Provided passage =

★ ★ ★ ★

Electric car mythbusters: Range, charging and battery (Part 2)
Electric vehicle sales are rapidly growing in Australia, though it still remains a small slice on our roads.
Like many new and shiny things, there’s a lot of scepticism, hesitancy and misconceptions around owning battery-electric cars in lieu of internal combustion engine vehicles (petrol and diesel) – which we’ve been driving for more than a century.
In this three-part series, we definitively mythbust to ‘clear the air’ surrounding EVs. Here, we focus on the concerns around EV driving range, charging, and batteries. Also check out our other mythbusters here:
#1. “There aren’t enough EV chargers in Australia.”
False. While Australia has less public EV charging stations than other more progressive continents like the EU and USA, it is rapidly expanding. However, public charging infrastructure shouldn’t be a major concern as most EVs should be charged at home overnight, anyway; it’s more convenient and cost efficient – given Australia has one of the highest home solar panel installations per capita in the world.
According to Plugshare, there are currently 361 AC and DC public charging stations across Australia from major providers like Chargefox, Evie Networks and Jolt to independent local cafes and shopping centres.
Chargefox currently offers the widest charging network in the country, with more than 1400 plugs at around 260 locations. The Australian-born company allows EV owners to travel along the coast from Perth to Port Douglas using slower 22kW AC to ultra-rapid 350kW DC chargers thanks to investments by state Australian Motoring Services (NRMA, RACV, RACQ, RAA, RAC, and RACT), the Federal Government’s Australian Renewable Energy Agency (ARENA), JET Charge, and more. Notably, Chargefox mostly uses Level 3 DC stations from Tritium, a Brisbane-based global EV charging manufacturer.
But, the easiest way to top-up an EV is at your own home. Provided you have access to a power outlet in your garage or driveway, you can use the included three-prong cable to Level 1 ‘trickle charge’ at 2 to 3kW (15km per hour) overnight. If that’s too slow for your daily driving needs, investing in a Level 2 AC wallbox charger at 7kW to 22kW (40km to 120km per hour) will enable owners to conveniently charge overnight to a near-full battery – without needing to stop at a fast DC public charger (in lieu of gas stations).
Other than charging during the cheapest overnight electricity tariff, if you have a solar panel or home battery storage system, then ‘refuelling’ your EV could almost be free using energy generated from the sun.
#2. “Charging an EV is too slow.”
False. Electric cars sold today typically take around one hour to charge to 80 per cent (recommended to preserve battery health) on a fast DC charging stall. You can find out how long each EV takes in our database. Though, since public chargers are often located near point-of-interest locations like shopping centres, supermarkets and parks, owners can explore or do some errands while the EV’s juicing-up. Alternatively, owners can stay in the vehicle and work, stream, play or relax – while keeping the climate control on using power from the charger itself.

★ ★ ★ ★

Data =
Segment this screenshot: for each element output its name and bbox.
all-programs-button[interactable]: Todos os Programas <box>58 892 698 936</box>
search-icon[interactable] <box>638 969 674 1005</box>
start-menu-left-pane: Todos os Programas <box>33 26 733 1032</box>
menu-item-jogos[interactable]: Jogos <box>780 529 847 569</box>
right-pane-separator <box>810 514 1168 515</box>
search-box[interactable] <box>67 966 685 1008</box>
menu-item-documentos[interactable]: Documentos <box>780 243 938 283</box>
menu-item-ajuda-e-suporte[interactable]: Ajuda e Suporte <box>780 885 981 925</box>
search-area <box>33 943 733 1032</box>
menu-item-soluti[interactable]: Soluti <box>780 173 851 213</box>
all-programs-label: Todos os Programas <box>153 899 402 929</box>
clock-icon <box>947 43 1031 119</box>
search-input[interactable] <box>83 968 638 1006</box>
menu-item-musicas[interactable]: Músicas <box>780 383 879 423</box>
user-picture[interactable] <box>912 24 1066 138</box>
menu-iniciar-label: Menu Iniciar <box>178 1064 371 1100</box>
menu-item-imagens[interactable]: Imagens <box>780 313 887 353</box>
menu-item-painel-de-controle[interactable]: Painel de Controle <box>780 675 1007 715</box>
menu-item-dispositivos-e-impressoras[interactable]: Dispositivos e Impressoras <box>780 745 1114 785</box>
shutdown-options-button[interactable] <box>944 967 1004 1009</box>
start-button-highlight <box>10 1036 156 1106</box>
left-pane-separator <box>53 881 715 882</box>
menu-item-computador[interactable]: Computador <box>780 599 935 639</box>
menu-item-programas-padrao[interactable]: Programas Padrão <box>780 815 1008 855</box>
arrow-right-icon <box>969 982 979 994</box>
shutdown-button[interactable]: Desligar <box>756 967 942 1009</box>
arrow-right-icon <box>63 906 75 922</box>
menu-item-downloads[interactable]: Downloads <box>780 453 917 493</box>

★ ★ ★ ★

Your task = Please reproduce the part of the electric car myths text that begins with the words containing "But, the easiest" and ends with "from the sun.". The listing was taken from a different source than the electric car myths text.

Result of the task =
But, the easiest way to top-up an EV is at your own home. Provided you have access to a power outlet in your garage or driveway, you can use the included three-prong cable to Level 1 ‘trickle charge’ at 2 to 3kW (15km per hour) overnight. If that’s too slow for your daily driving needs, investing in a Level 2 AC wallbox charger at 7kW to 22kW (40km to 120km per hour) will enable owners to conveniently charge overnight to a near-full battery – without needing to stop at a fast DC public charger (in lieu of gas stations).
Other than charging during the cheapest overnight electricity tariff, if you have a solar panel or home battery storage system, then ‘refuelling’ your EV could almost be free using energy generated from the sun.